Listing:
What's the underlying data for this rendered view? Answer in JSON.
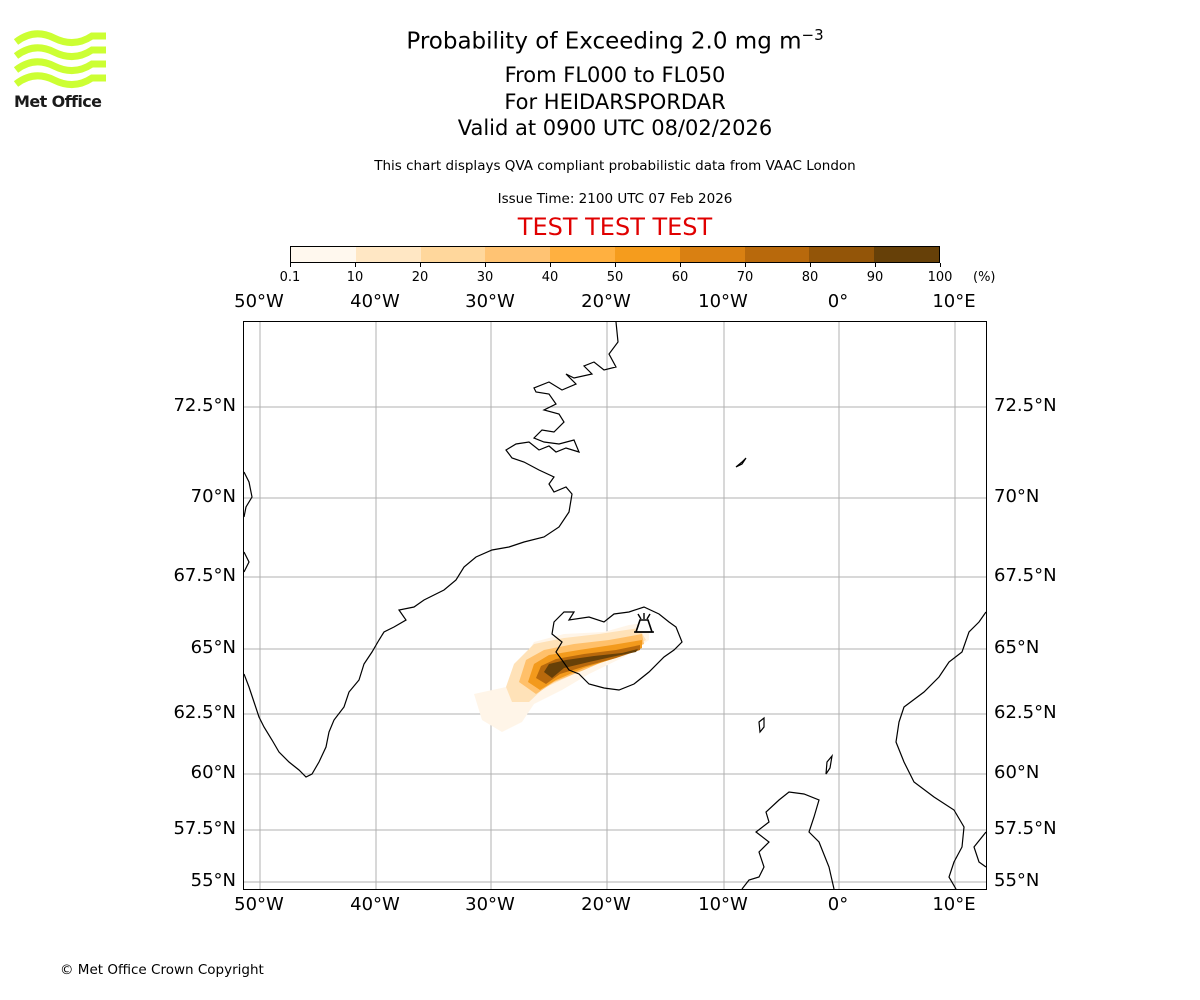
{
  "logo": {
    "text": "Met Office",
    "color": "#ccff33"
  },
  "title": {
    "main": "Probability of Exceeding 2.0 mg m",
    "superscript": "−3"
  },
  "subtitle": {
    "levels": "From FL000 to FL050",
    "volcano": "For HEIDARSPORDAR",
    "valid": "Valid at 0900 UTC 08/02/2026"
  },
  "description": "This chart displays QVA compliant probabilistic data from VAAC London",
  "issue_time": "Issue Time: 2100 UTC 07 Feb 2026",
  "banner": {
    "text": "TEST TEST TEST",
    "color": "#e00000"
  },
  "colorbar": {
    "ticks": [
      "0.1",
      "10",
      "20",
      "30",
      "40",
      "50",
      "60",
      "70",
      "80",
      "90",
      "100"
    ],
    "unit": "(%)",
    "colors": [
      "#fff8ee",
      "#ffe7c4",
      "#ffd79c",
      "#ffc373",
      "#ffb040",
      "#f59c1d",
      "#d98012",
      "#b8690c",
      "#935508",
      "#664008"
    ]
  },
  "map": {
    "lon_labels": [
      "50°W",
      "40°W",
      "30°W",
      "20°W",
      "10°W",
      "0°",
      "10°E"
    ],
    "lat_labels": [
      "72.5°N",
      "70°N",
      "67.5°N",
      "65°N",
      "62.5°N",
      "60°N",
      "57.5°N",
      "55°N"
    ],
    "volcano_icon": "volcano-icon"
  },
  "copyright": "© Met Office Crown Copyright"
}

Exercise:
Pictures are not part of the copy; reproduce everything else in the records exactly.

Expected answer:
What's the underlying data for this rendered view? Answer in JSON.
{
  "logo": {
    "text": "Met Office",
    "color": "#ccff33"
  },
  "title": {
    "main": "Probability of Exceeding 2.0 mg m",
    "superscript": "−3"
  },
  "subtitle": {
    "levels": "From FL000 to FL050",
    "volcano": "For HEIDARSPORDAR",
    "valid": "Valid at 0900 UTC 08/02/2026"
  },
  "description": "This chart displays QVA compliant probabilistic data from VAAC London",
  "issue_time": "Issue Time: 2100 UTC 07 Feb 2026",
  "banner": {
    "text": "TEST TEST TEST",
    "color": "#e00000"
  },
  "colorbar": {
    "ticks": [
      "0.1",
      "10",
      "20",
      "30",
      "40",
      "50",
      "60",
      "70",
      "80",
      "90",
      "100"
    ],
    "unit": "(%)",
    "colors": [
      "#fff8ee",
      "#ffe7c4",
      "#ffd79c",
      "#ffc373",
      "#ffb040",
      "#f59c1d",
      "#d98012",
      "#b8690c",
      "#935508",
      "#664008"
    ]
  },
  "map": {
    "lon_labels": [
      "50°W",
      "40°W",
      "30°W",
      "20°W",
      "10°W",
      "0°",
      "10°E"
    ],
    "lat_labels": [
      "72.5°N",
      "70°N",
      "67.5°N",
      "65°N",
      "62.5°N",
      "60°N",
      "57.5°N",
      "55°N"
    ],
    "volcano_icon": "volcano-icon"
  },
  "copyright": "© Met Office Crown Copyright"
}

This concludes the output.